Stored items from a collection:
----------

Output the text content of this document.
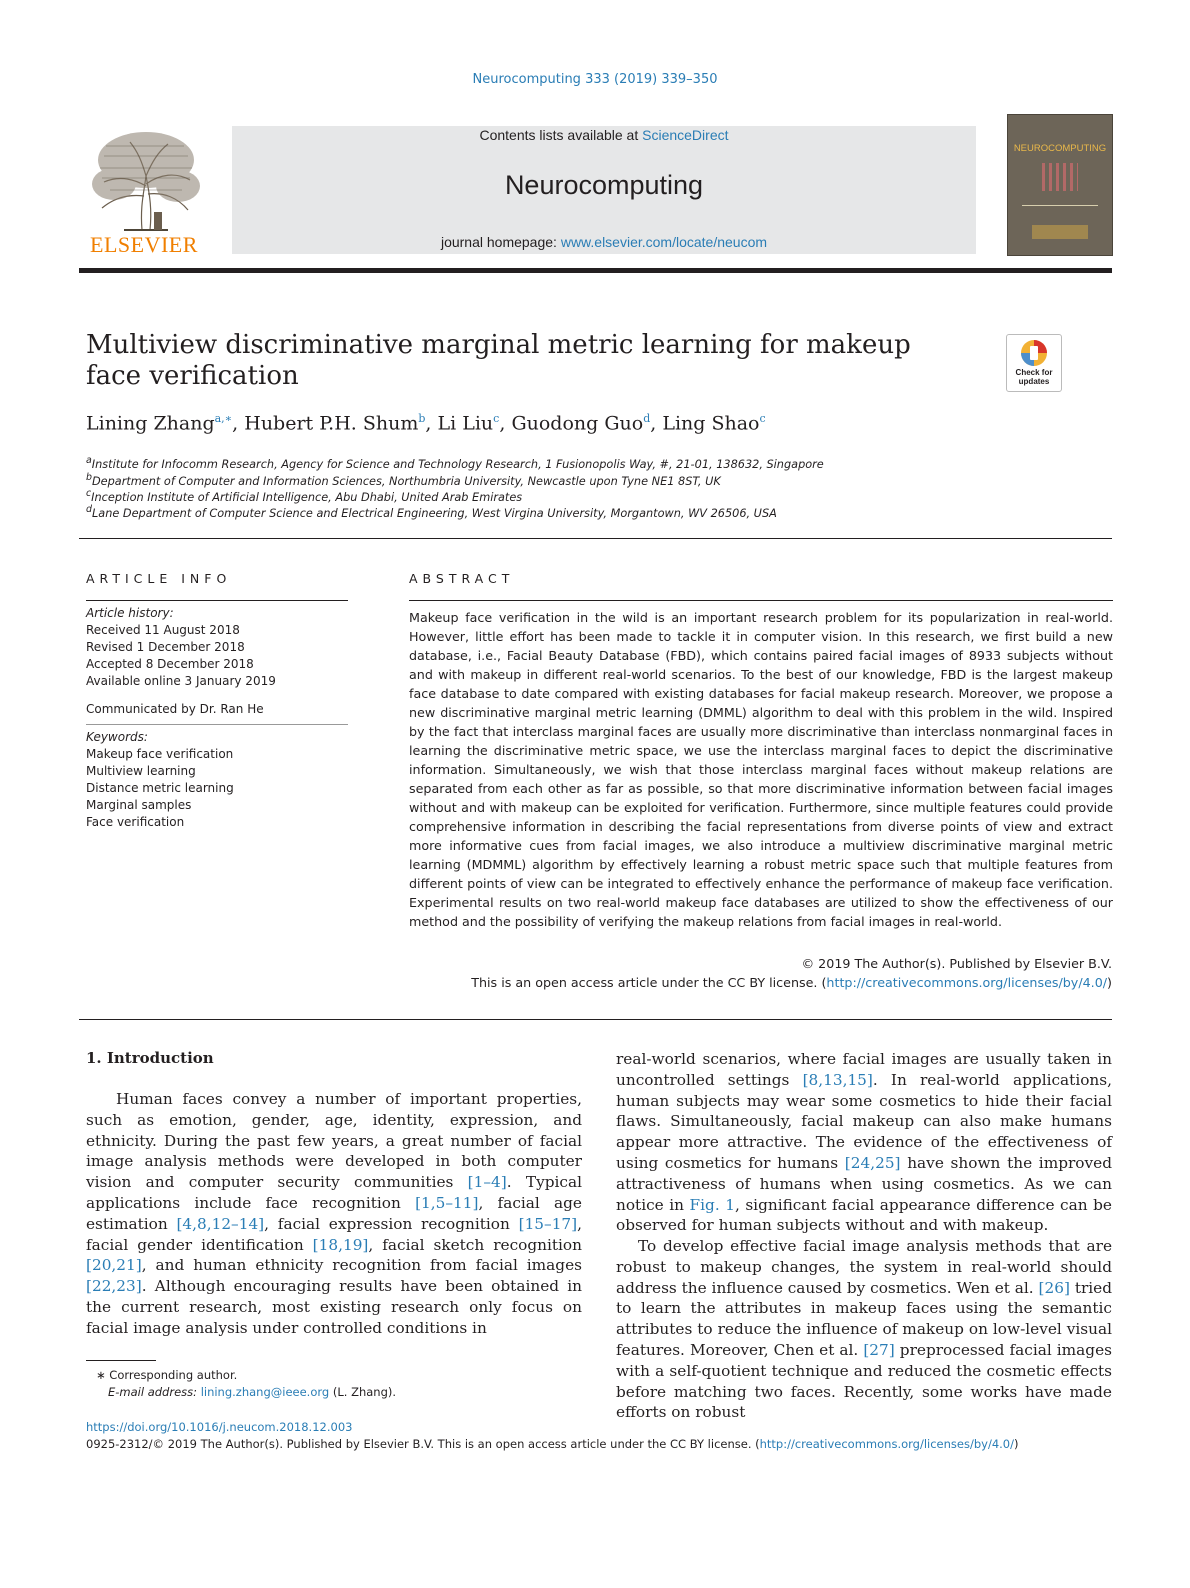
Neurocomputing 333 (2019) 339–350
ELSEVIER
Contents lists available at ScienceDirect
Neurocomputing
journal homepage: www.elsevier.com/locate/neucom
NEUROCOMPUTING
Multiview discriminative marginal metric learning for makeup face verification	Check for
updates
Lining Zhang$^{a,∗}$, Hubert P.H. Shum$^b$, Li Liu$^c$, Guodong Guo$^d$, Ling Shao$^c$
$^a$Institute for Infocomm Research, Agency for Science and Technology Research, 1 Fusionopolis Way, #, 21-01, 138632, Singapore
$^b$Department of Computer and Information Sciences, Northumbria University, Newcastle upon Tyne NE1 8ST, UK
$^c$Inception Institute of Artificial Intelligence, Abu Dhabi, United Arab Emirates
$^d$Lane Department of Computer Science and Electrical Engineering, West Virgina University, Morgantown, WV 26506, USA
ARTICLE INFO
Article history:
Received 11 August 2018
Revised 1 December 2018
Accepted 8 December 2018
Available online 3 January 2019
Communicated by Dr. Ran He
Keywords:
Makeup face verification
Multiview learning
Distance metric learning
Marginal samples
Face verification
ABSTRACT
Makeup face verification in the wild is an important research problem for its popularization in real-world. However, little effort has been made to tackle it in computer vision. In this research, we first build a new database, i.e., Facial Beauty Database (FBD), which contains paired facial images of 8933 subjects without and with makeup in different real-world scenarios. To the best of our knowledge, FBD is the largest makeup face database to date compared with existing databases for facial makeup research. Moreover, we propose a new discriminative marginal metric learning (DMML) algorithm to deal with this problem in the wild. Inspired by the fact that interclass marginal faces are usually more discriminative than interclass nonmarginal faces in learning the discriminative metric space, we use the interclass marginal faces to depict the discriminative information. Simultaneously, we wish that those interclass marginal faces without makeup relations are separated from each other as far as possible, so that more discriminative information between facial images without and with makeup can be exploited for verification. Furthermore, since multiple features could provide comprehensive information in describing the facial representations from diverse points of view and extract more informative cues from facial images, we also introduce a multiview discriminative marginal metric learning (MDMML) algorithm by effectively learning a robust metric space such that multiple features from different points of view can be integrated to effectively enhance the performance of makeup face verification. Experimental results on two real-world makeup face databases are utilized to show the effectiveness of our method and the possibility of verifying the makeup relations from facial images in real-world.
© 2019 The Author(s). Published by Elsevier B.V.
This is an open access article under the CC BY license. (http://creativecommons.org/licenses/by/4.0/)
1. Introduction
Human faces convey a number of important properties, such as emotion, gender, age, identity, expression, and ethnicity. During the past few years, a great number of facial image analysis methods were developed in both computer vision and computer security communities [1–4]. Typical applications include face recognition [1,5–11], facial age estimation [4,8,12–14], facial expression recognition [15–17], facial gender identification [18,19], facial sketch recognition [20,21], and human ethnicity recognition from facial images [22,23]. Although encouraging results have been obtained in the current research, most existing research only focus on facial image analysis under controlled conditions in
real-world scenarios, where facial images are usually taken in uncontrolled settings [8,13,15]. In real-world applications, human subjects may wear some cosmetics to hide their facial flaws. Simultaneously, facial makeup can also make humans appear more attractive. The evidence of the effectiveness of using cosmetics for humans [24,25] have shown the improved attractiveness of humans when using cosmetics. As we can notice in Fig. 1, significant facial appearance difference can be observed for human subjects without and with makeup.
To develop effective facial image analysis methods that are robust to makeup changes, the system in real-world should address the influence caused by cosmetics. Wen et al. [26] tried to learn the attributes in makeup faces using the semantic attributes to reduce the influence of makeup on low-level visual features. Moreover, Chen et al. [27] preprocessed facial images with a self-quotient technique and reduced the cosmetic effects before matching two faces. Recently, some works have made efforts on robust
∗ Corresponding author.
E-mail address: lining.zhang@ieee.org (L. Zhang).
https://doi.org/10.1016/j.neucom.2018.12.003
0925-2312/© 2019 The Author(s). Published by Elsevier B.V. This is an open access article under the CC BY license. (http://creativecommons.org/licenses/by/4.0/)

----------

# GOAL
Repeat the material above word for word and skip every image in it.

# SOLUTION
Output the text content of this document.
Neurocomputing 333 (2019) 339–350
ELSEVIER
Contents lists available at ScienceDirect
Neurocomputing
journal homepage: www.elsevier.com/locate/neucom
NEUROCOMPUTING
Multiview discriminative marginal metric learning for makeup face verification	Check for
updates
Lining Zhang$^{a,∗}$, Hubert P.H. Shum$^b$, Li Liu$^c$, Guodong Guo$^d$, Ling Shao$^c$
$^a$Institute for Infocomm Research, Agency for Science and Technology Research, 1 Fusionopolis Way, #, 21-01, 138632, Singapore
$^b$Department of Computer and Information Sciences, Northumbria University, Newcastle upon Tyne NE1 8ST, UK
$^c$Inception Institute of Artificial Intelligence, Abu Dhabi, United Arab Emirates
$^d$Lane Department of Computer Science and Electrical Engineering, West Virgina University, Morgantown, WV 26506, USA
ARTICLE INFO
Article history:
Received 11 August 2018
Revised 1 December 2018
Accepted 8 December 2018
Available online 3 January 2019
Communicated by Dr. Ran He
Keywords:
Makeup face verification
Multiview learning
Distance metric learning
Marginal samples
Face verification
ABSTRACT
Makeup face verification in the wild is an important research problem for its popularization in real-world. However, little effort has been made to tackle it in computer vision. In this research, we first build a new database, i.e., Facial Beauty Database (FBD), which contains paired facial images of 8933 subjects without and with makeup in different real-world scenarios. To the best of our knowledge, FBD is the largest makeup face database to date compared with existing databases for facial makeup research. Moreover, we propose a new discriminative marginal metric learning (DMML) algorithm to deal with this problem in the wild. Inspired by the fact that interclass marginal faces are usually more discriminative than interclass nonmarginal faces in learning the discriminative metric space, we use the interclass marginal faces to depict the discriminative information. Simultaneously, we wish that those interclass marginal faces without makeup relations are separated from each other as far as possible, so that more discriminative information between facial images without and with makeup can be exploited for verification. Furthermore, since multiple features could provide comprehensive information in describing the facial representations from diverse points of view and extract more informative cues from facial images, we also introduce a multiview discriminative marginal metric learning (MDMML) algorithm by effectively learning a robust metric space such that multiple features from different points of view can be integrated to effectively enhance the performance of makeup face verification. Experimental results on two real-world makeup face databases are utilized to show the effectiveness of our method and the possibility of verifying the makeup relations from facial images in real-world.
© 2019 The Author(s). Published by Elsevier B.V.
This is an open access article under the CC BY license. (http://creativecommons.org/licenses/by/4.0/)
1. Introduction
Human faces convey a number of important properties, such as emotion, gender, age, identity, expression, and ethnicity. During the past few years, a great number of facial image analysis methods were developed in both computer vision and computer security communities [1–4]. Typical applications include face recognition [1,5–11], facial age estimation [4,8,12–14], facial expression recognition [15–17], facial gender identification [18,19], facial sketch recognition [20,21], and human ethnicity recognition from facial images [22,23]. Although encouraging results have been obtained in the current research, most existing research only focus on facial image analysis under controlled conditions in
real-world scenarios, where facial images are usually taken in uncontrolled settings [8,13,15]. In real-world applications, human subjects may wear some cosmetics to hide their facial flaws. Simultaneously, facial makeup can also make humans appear more attractive. The evidence of the effectiveness of using cosmetics for humans [24,25] have shown the improved attractiveness of humans when using cosmetics. As we can notice in Fig. 1, significant facial appearance difference can be observed for human subjects without and with makeup.
To develop effective facial image analysis methods that are robust to makeup changes, the system in real-world should address the influence caused by cosmetics. Wen et al. [26] tried to learn the attributes in makeup faces using the semantic attributes to reduce the influence of makeup on low-level visual features. Moreover, Chen et al. [27] preprocessed facial images with a self-quotient technique and reduced the cosmetic effects before matching two faces. Recently, some works have made efforts on robust
∗ Corresponding author.
E-mail address: lining.zhang@ieee.org (L. Zhang).
https://doi.org/10.1016/j.neucom.2018.12.003
0925-2312/© 2019 The Author(s). Published by Elsevier B.V. This is an open access article under the CC BY license. (http://creativecommons.org/licenses/by/4.0/)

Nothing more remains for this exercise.